## SUPPLIED PASSAGE
[llvm-commits] [llvm] r77903 - in /llvm/trunk: include/llvm/Intrinsics.td include/llvm/IntrinsicsBlackfin.td lib/Target/Blackfin/BlackfinInstrInfo.td test/CodeGen/Blackfin/load-intr.ll test/CodeGen/Blackfin/sync-intr.ll

Sun Aug 2 12:40:23 PDT 2009

On Sun, Aug 2, 2009 at 11:28 AM, Jakob Stoklund Olesen<stoklund at 2pi.dk> wrote:
> +let TargetPrefix = "bfin" in {
> +
> +  // Almost identical to ctpop except for the type signature
> +  def int_bfin_ones : GCCBuiltin<"__builtin_bfin_ones">,
> +          Intrinsic<[llvm_i16_ty], [llvm_i32_ty], [IntrNoMem]>;
> +
> +  // Load unaligned pointer, ignoring the low bits. Like *(p&~3).
> +  // This uses the disalignexcpt instruction
> +  def int_bfin_loadbytes : GCCBuiltin<"__builtin_bfin_loadbytes">,
> +          Intrinsic<[llvm_i32_ty], [llvm_ptr_ty], [IntrReadArgMem]>;
> +
> +}

If it's easy to represent the behavior of an intrinsic on top of
current IR instructions, we generally prefer to do that rather than
add intrinsics.  __builtin_bfin_ones is equivalent to truncating the
result of a ctpop, and __builtin_bfin_loadbytes is equivalent to
masking the argument pointer, then loading from it.  The reason for
preferring this is that the transformation passes can reason much more
accurately about the behavior of these intrinsics.  We can
constant-fold ctpop, but transformation passes don't have any clue
what calculation a __builtin_bfin_ones does.  If we can prove the
argument to a masked load is 4-byte aligned, we can eliminate the mask
instruction, but transformation passes don't have any clue what memory
a __builtin_bfin_loadbytes reads from.

See llvm-i386.cpp for examples of how this is done.

-Eli

## YOUR OBJECTIVE
Repeat the stretch of the mailing-list reply about Blackfin intrinsics from "If it's easy" through "a __builtin_bfin_loadbytes reads from.", word for word.

Dataset excerpt
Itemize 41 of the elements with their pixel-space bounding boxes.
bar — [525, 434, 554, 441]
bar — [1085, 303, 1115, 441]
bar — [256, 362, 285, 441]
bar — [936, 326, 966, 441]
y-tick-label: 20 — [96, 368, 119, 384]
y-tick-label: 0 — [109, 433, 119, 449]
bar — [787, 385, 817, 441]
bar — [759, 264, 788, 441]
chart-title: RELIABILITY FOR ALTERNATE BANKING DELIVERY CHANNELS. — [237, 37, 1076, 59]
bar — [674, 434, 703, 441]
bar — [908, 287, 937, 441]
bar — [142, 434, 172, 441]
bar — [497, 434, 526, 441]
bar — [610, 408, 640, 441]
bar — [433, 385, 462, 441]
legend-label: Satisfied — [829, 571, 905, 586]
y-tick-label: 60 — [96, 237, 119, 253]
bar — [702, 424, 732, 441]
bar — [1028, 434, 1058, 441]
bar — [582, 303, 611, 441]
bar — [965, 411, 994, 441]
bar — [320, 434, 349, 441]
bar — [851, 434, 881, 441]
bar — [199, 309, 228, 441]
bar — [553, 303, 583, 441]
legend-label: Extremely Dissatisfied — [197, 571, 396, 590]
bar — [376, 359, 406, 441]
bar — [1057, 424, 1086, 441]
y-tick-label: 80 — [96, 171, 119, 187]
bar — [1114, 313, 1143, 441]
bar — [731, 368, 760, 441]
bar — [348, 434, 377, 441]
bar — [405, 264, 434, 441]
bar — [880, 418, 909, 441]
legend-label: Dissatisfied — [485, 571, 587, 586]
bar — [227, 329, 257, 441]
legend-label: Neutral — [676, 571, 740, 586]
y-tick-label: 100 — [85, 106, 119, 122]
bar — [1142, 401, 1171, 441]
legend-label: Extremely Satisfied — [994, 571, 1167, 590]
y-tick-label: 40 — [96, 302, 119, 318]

## ANSWER TO THIS TASK
If it's easy to represent the behavior of an intrinsic on top of
current IR instructions, we generally prefer to do that rather than
add intrinsics.  __builtin_bfin_ones is equivalent to truncating the
result of a ctpop, and __builtin_bfin_loadbytes is equivalent to
masking the argument pointer, then loading from it.  The reason for
preferring this is that the transformation passes can reason much more
accurately about the behavior of these intrinsics.  We can
constant-fold ctpop, but transformation passes don't have any clue
what calculation a __builtin_bfin_ones does.  If we can prove the
argument to a masked load is 4-byte aligned, we can eliminate the mask
instruction, but transformation passes don't have any clue what memory
a __builtin_bfin_loadbytes reads from.